**Given request:** Copy out all of the material below word for word, leaving out the pictures.

[Data taken from a collection]
....
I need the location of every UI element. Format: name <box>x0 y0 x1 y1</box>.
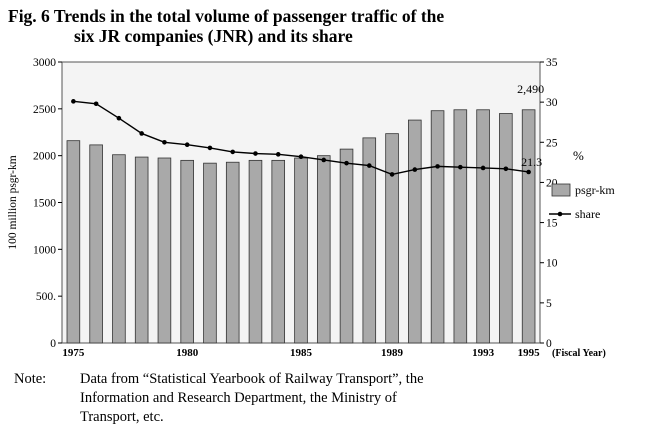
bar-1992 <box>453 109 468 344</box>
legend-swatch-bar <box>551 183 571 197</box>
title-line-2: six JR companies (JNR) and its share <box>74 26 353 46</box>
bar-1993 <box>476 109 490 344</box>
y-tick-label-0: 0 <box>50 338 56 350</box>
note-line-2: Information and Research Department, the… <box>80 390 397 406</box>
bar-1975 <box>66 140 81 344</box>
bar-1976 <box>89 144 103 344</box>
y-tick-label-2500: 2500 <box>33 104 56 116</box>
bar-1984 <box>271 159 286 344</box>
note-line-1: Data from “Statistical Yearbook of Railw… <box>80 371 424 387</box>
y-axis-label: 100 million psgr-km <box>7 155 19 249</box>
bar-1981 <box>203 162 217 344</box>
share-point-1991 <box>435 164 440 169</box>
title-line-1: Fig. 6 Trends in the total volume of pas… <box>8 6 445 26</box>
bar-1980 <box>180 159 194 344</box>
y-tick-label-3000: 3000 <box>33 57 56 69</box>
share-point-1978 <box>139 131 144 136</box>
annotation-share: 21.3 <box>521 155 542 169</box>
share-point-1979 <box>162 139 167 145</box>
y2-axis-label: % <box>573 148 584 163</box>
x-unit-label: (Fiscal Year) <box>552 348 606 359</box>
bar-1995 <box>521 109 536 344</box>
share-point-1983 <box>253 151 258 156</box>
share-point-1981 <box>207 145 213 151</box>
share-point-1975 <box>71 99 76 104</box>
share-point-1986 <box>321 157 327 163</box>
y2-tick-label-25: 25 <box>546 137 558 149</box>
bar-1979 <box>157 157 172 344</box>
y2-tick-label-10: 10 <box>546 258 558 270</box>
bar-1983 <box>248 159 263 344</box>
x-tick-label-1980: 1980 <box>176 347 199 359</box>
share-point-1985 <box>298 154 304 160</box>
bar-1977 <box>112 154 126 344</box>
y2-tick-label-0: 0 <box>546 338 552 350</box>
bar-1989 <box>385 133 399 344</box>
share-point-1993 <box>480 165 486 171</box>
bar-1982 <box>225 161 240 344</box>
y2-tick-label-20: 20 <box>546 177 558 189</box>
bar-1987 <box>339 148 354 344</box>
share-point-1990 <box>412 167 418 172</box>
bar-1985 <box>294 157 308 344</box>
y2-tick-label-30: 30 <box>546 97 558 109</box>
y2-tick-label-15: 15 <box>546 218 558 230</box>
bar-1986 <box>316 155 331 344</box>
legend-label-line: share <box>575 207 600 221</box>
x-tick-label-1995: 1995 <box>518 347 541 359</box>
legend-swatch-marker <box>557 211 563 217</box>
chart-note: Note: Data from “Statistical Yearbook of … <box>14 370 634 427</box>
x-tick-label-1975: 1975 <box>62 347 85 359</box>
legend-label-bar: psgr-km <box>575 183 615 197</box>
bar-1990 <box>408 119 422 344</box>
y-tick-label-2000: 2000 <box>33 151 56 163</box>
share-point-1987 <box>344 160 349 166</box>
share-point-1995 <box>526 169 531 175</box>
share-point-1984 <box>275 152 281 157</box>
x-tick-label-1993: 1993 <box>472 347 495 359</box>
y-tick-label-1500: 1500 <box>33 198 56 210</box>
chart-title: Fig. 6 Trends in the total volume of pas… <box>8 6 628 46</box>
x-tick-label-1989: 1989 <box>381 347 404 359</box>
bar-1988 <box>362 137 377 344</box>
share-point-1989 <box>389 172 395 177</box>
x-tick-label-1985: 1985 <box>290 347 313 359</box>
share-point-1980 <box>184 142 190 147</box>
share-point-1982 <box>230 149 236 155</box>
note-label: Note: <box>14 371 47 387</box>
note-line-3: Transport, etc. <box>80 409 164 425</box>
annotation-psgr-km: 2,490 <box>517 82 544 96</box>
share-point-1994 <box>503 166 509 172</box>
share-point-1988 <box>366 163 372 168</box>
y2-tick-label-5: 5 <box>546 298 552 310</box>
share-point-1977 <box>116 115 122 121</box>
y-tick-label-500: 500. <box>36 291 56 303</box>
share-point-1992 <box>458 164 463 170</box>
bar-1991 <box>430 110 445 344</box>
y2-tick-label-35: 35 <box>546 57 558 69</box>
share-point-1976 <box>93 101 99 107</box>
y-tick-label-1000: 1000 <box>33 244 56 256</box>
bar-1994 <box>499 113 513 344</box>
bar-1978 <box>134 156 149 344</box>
....
**Exercise answer:**
I need the location of every UI element. Format: name <box>x0 y0 x1 y1</box>.
bar-1992 <box>453 109 468 344</box>
legend-swatch-bar <box>551 183 571 197</box>
title-line-2: six JR companies (JNR) and its share <box>74 26 353 46</box>
bar-1993 <box>476 109 490 344</box>
y-tick-label-0: 0 <box>50 338 56 350</box>
note-line-2: Information and Research Department, the… <box>80 390 397 406</box>
bar-1975 <box>66 140 81 344</box>
bar-1976 <box>89 144 103 344</box>
y-tick-label-2500: 2500 <box>33 104 56 116</box>
bar-1984 <box>271 159 286 344</box>
note-line-1: Data from “Statistical Yearbook of Railw… <box>80 371 424 387</box>
y-axis-label: 100 million psgr-km <box>7 155 19 249</box>
bar-1981 <box>203 162 217 344</box>
share-point-1991 <box>435 164 440 169</box>
title-line-1: Fig. 6 Trends in the total volume of pas… <box>8 6 445 26</box>
bar-1980 <box>180 159 194 344</box>
y-tick-label-3000: 3000 <box>33 57 56 69</box>
share-point-1978 <box>139 131 144 136</box>
annotation-share: 21.3 <box>521 155 542 169</box>
share-point-1979 <box>162 139 167 145</box>
y2-axis-label: % <box>573 148 584 163</box>
x-unit-label: (Fiscal Year) <box>552 348 606 359</box>
bar-1995 <box>521 109 536 344</box>
share-point-1983 <box>253 151 258 156</box>
share-point-1981 <box>207 145 213 151</box>
share-point-1975 <box>71 99 76 104</box>
share-point-1986 <box>321 157 327 163</box>
y2-tick-label-25: 25 <box>546 137 558 149</box>
bar-1979 <box>157 157 172 344</box>
y2-tick-label-10: 10 <box>546 258 558 270</box>
bar-1983 <box>248 159 263 344</box>
x-tick-label-1980: 1980 <box>176 347 199 359</box>
share-point-1985 <box>298 154 304 160</box>
bar-1977 <box>112 154 126 344</box>
y2-tick-label-0: 0 <box>546 338 552 350</box>
bar-1989 <box>385 133 399 344</box>
share-point-1993 <box>480 165 486 171</box>
bar-1982 <box>225 161 240 344</box>
y2-tick-label-20: 20 <box>546 177 558 189</box>
bar-1987 <box>339 148 354 344</box>
share-point-1990 <box>412 167 418 172</box>
bar-1985 <box>294 157 308 344</box>
y2-tick-label-30: 30 <box>546 97 558 109</box>
y2-tick-label-15: 15 <box>546 218 558 230</box>
bar-1986 <box>316 155 331 344</box>
legend-label-line: share <box>575 207 600 221</box>
x-tick-label-1995: 1995 <box>518 347 541 359</box>
legend-swatch-marker <box>557 211 563 217</box>
chart-note: Note: Data from “Statistical Yearbook of … <box>14 370 634 427</box>
x-tick-label-1975: 1975 <box>62 347 85 359</box>
legend-label-bar: psgr-km <box>575 183 615 197</box>
bar-1990 <box>408 119 422 344</box>
y-tick-label-2000: 2000 <box>33 151 56 163</box>
share-point-1987 <box>344 160 349 166</box>
share-point-1995 <box>526 169 531 175</box>
share-point-1984 <box>275 152 281 157</box>
x-tick-label-1993: 1993 <box>472 347 495 359</box>
y-tick-label-1500: 1500 <box>33 198 56 210</box>
chart-title: Fig. 6 Trends in the total volume of pas… <box>8 6 628 46</box>
x-tick-label-1989: 1989 <box>381 347 404 359</box>
bar-1988 <box>362 137 377 344</box>
share-point-1989 <box>389 172 395 177</box>
x-tick-label-1985: 1985 <box>290 347 313 359</box>
share-point-1980 <box>184 142 190 147</box>
share-point-1982 <box>230 149 236 155</box>
note-label: Note: <box>14 371 47 387</box>
note-line-3: Transport, etc. <box>80 409 164 425</box>
annotation-psgr-km: 2,490 <box>517 82 544 96</box>
share-point-1994 <box>503 166 509 172</box>
share-point-1988 <box>366 163 372 168</box>
y2-tick-label-5: 5 <box>546 298 552 310</box>
share-point-1977 <box>116 115 122 121</box>
y-tick-label-500: 500. <box>36 291 56 303</box>
share-point-1992 <box>458 164 463 170</box>
bar-1991 <box>430 110 445 344</box>
y2-tick-label-35: 35 <box>546 57 558 69</box>
share-point-1976 <box>93 101 99 107</box>
y-tick-label-1000: 1000 <box>33 244 56 256</box>
bar-1994 <box>499 113 513 344</box>
bar-1978 <box>134 156 149 344</box>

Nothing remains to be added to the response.